Direction: Copy each line with the word "time" in it.

◇ ◇ ◇ ◇

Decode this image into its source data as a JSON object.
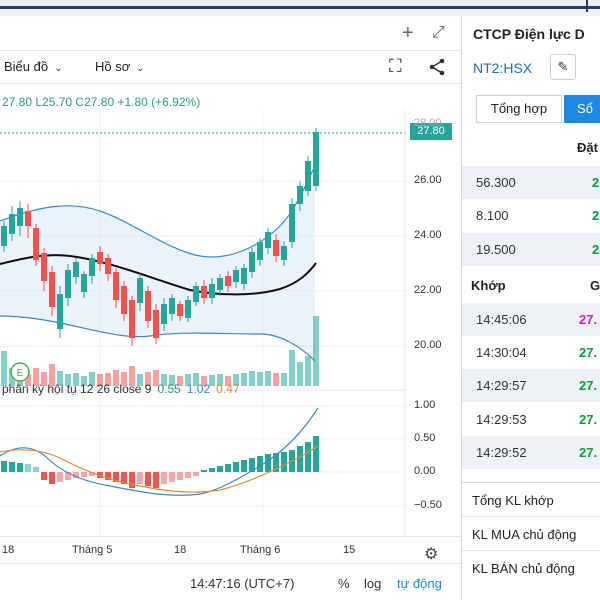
{
  "window": {
    "add_icon": "+",
    "expand_icon": "⤢"
  },
  "toolbar": {
    "chart_label": "Biểu đồ",
    "profile_label": "Hồ sơ",
    "fullscreen_icon": "⛶",
    "share_icon": "share"
  },
  "ohlc": {
    "close_top": "27.80",
    "low": "L25.70",
    "close": "C27.80",
    "change": "+1.80 (+6.92%)"
  },
  "price_axis": {
    "current_price": "27.80",
    "ticks": [
      "26.00",
      "24.00",
      "22.00",
      "20.00"
    ],
    "top_partial": "28.00"
  },
  "macd": {
    "label": "phân kỳ hội tụ 12 26 close 9",
    "hist": "0.55",
    "macd": "1.02",
    "signal": "0.47",
    "ticks": [
      "1.00",
      "0.50",
      "0.00",
      "−0.50"
    ]
  },
  "x_axis": {
    "labels": [
      "18",
      "Tháng 5",
      "18",
      "Tháng 6",
      "15"
    ]
  },
  "bottom_bar": {
    "time": "14:47:16 (UTC+7)",
    "percent": "%",
    "log": "log",
    "auto": "tự động"
  },
  "event_marker": "E",
  "right_panel": {
    "company": "CTCP Điện lực D",
    "ticker": "NT2:HSX",
    "tabs": [
      "Tổng hợp",
      "Sổ"
    ],
    "order_header": "Đặt",
    "orders": [
      {
        "volume": "56.300",
        "price": "2"
      },
      {
        "volume": "8.100",
        "price": "2"
      },
      {
        "volume": "19.500",
        "price": "2"
      }
    ],
    "trades_header": "Khớp",
    "trades_header_right": "G",
    "trades": [
      {
        "time": "14:45:06",
        "price": "27.",
        "color": "#d41fc9"
      },
      {
        "time": "14:30:04",
        "price": "27.",
        "color": "#0a9d3a"
      },
      {
        "time": "14:29:57",
        "price": "27.",
        "color": "#0a9d3a"
      },
      {
        "time": "14:29:53",
        "price": "27.",
        "color": "#0a9d3a"
      },
      {
        "time": "14:29:52",
        "price": "27.",
        "color": "#0a9d3a"
      }
    ],
    "summary": [
      "Tổng KL khớp",
      "KL MUA chủ động",
      "KL BÁN chủ động"
    ]
  },
  "colors": {
    "up": "#26a69a",
    "down": "#ef5350",
    "accent": "#1e88e5"
  }
}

◇ ◇ ◇ ◇

Correct answer:
    "time": "14:47:16 (UTC+7)",
        "time": "14:45:06",
        "time": "14:30:04",
        "time": "14:29:57",
        "time": "14:29:53",
        "time": "14:29:52",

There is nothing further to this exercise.